Directive ▸
Copy the data that follows, character for character, minus the pictures.

Supplied data ▸
┄┄┄┄┄┄┄┄┄┄┄┄┄┄┄┄┄┄┄┄

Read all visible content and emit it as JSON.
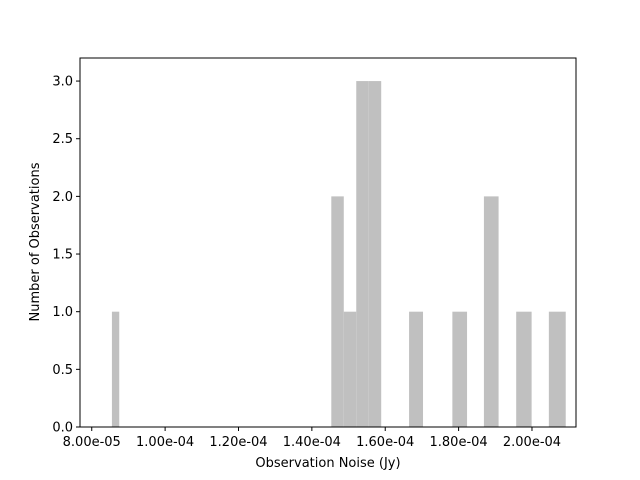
{
  "chart_data": {
    "type": "bar",
    "title": "",
    "xlabel": "Observation Noise (Jy)",
    "ylabel": "Number of Observations",
    "xlim": [
      7.68e-05,
      0.000212
    ],
    "ylim": [
      0,
      3.2
    ],
    "grid": false,
    "bar_color": "#c0c0c0",
    "x_ticks": [
      {
        "value": 8e-05,
        "label": "8.00e-05"
      },
      {
        "value": 0.0001,
        "label": "1.00e-04"
      },
      {
        "value": 0.00012,
        "label": "1.20e-04"
      },
      {
        "value": 0.00014,
        "label": "1.40e-04"
      },
      {
        "value": 0.00016,
        "label": "1.60e-04"
      },
      {
        "value": 0.00018,
        "label": "1.80e-04"
      },
      {
        "value": 0.0002,
        "label": "2.00e-04"
      }
    ],
    "y_ticks": [
      {
        "value": 0.0,
        "label": "0.0"
      },
      {
        "value": 0.5,
        "label": "0.5"
      },
      {
        "value": 1.0,
        "label": "1.0"
      },
      {
        "value": 1.5,
        "label": "1.5"
      },
      {
        "value": 2.0,
        "label": "2.0"
      },
      {
        "value": 2.5,
        "label": "2.5"
      },
      {
        "value": 3.0,
        "label": "3.0"
      }
    ],
    "bins": [
      {
        "x0": 8.55e-05,
        "x1": 8.75e-05,
        "count": 1
      },
      {
        "x0": 0.0001453,
        "x1": 0.0001487,
        "count": 2
      },
      {
        "x0": 0.0001487,
        "x1": 0.0001521,
        "count": 1
      },
      {
        "x0": 0.0001521,
        "x1": 0.0001555,
        "count": 3
      },
      {
        "x0": 0.0001555,
        "x1": 0.0001589,
        "count": 3
      },
      {
        "x0": 0.0001665,
        "x1": 0.0001703,
        "count": 1
      },
      {
        "x0": 0.0001783,
        "x1": 0.0001823,
        "count": 1
      },
      {
        "x0": 0.0001869,
        "x1": 0.0001909,
        "count": 2
      },
      {
        "x0": 0.0001957,
        "x1": 0.0001999,
        "count": 1
      },
      {
        "x0": 0.0002046,
        "x1": 0.0002092,
        "count": 1
      }
    ]
  }
}
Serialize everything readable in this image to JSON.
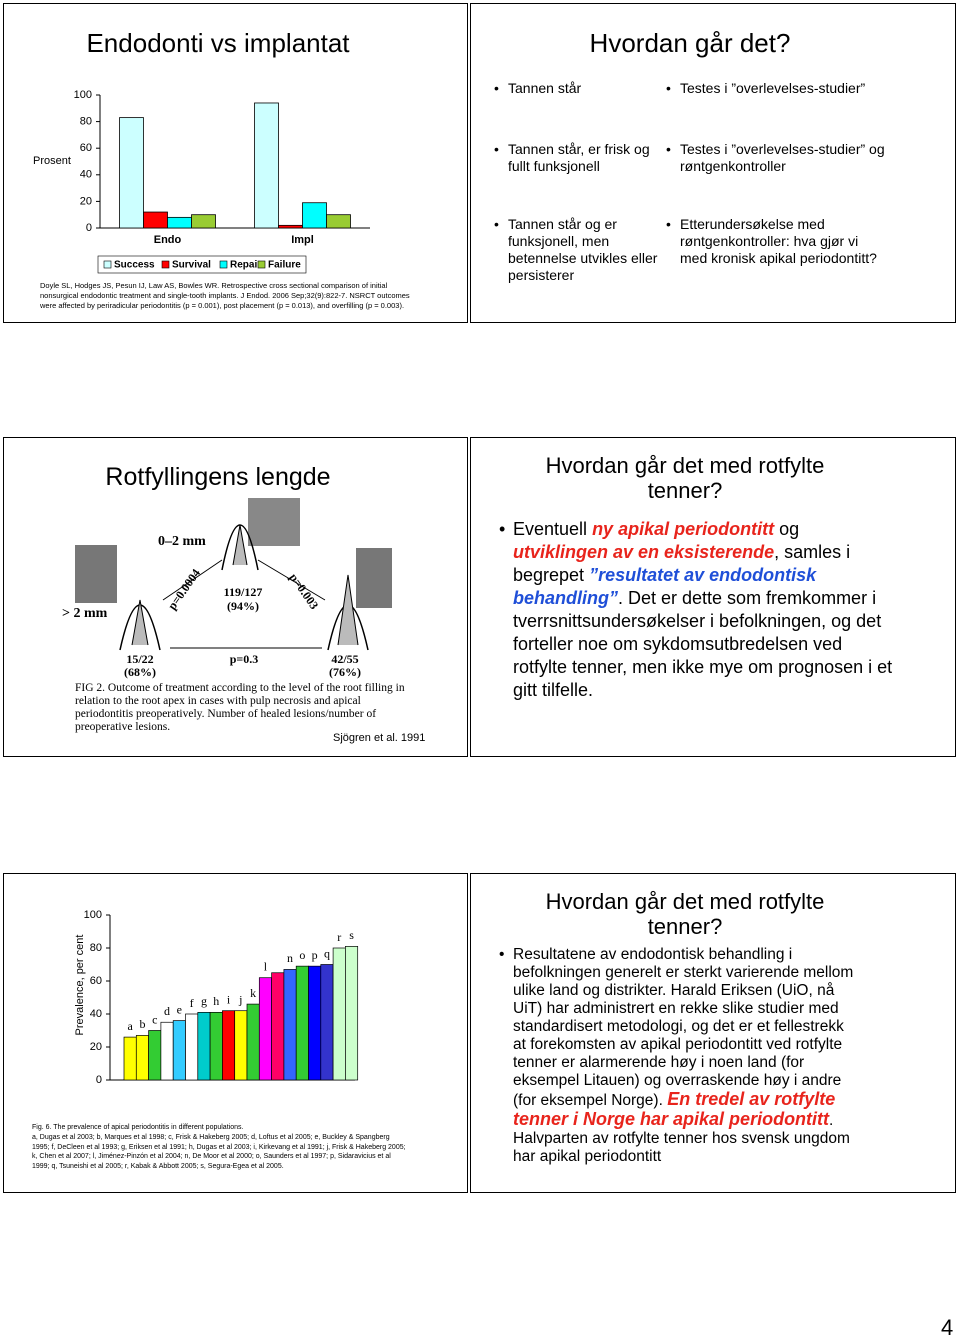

┄┄┄┄┄┄┄┄┄┄┄┄┄┄┄┄┄┄┄┄

Answer to the task ▸
Read all visible content and emit it as JSON.
{
  "chart_data": {
    "type": "bar",
    "title": "",
    "xlabel": "Observation Noise (Jy)",
    "ylabel": "Number of Observations",
    "xlim": [
      7.68e-05,
      0.000212
    ],
    "ylim": [
      0,
      3.2
    ],
    "grid": false,
    "bar_color": "#c0c0c0",
    "x_ticks": [
      {
        "value": 8e-05,
        "label": "8.00e-05"
      },
      {
        "value": 0.0001,
        "label": "1.00e-04"
      },
      {
        "value": 0.00012,
        "label": "1.20e-04"
      },
      {
        "value": 0.00014,
        "label": "1.40e-04"
      },
      {
        "value": 0.00016,
        "label": "1.60e-04"
      },
      {
        "value": 0.00018,
        "label": "1.80e-04"
      },
      {
        "value": 0.0002,
        "label": "2.00e-04"
      }
    ],
    "y_ticks": [
      {
        "value": 0.0,
        "label": "0.0"
      },
      {
        "value": 0.5,
        "label": "0.5"
      },
      {
        "value": 1.0,
        "label": "1.0"
      },
      {
        "value": 1.5,
        "label": "1.5"
      },
      {
        "value": 2.0,
        "label": "2.0"
      },
      {
        "value": 2.5,
        "label": "2.5"
      },
      {
        "value": 3.0,
        "label": "3.0"
      }
    ],
    "bins": [
      {
        "x0": 8.55e-05,
        "x1": 8.75e-05,
        "count": 1
      },
      {
        "x0": 0.0001453,
        "x1": 0.0001487,
        "count": 2
      },
      {
        "x0": 0.0001487,
        "x1": 0.0001521,
        "count": 1
      },
      {
        "x0": 0.0001521,
        "x1": 0.0001555,
        "count": 3
      },
      {
        "x0": 0.0001555,
        "x1": 0.0001589,
        "count": 3
      },
      {
        "x0": 0.0001665,
        "x1": 0.0001703,
        "count": 1
      },
      {
        "x0": 0.0001783,
        "x1": 0.0001823,
        "count": 1
      },
      {
        "x0": 0.0001869,
        "x1": 0.0001909,
        "count": 2
      },
      {
        "x0": 0.0001957,
        "x1": 0.0001999,
        "count": 1
      },
      {
        "x0": 0.0002046,
        "x1": 0.0002092,
        "count": 1
      }
    ]
  }
}
Serialize everything readable in this image to JSON.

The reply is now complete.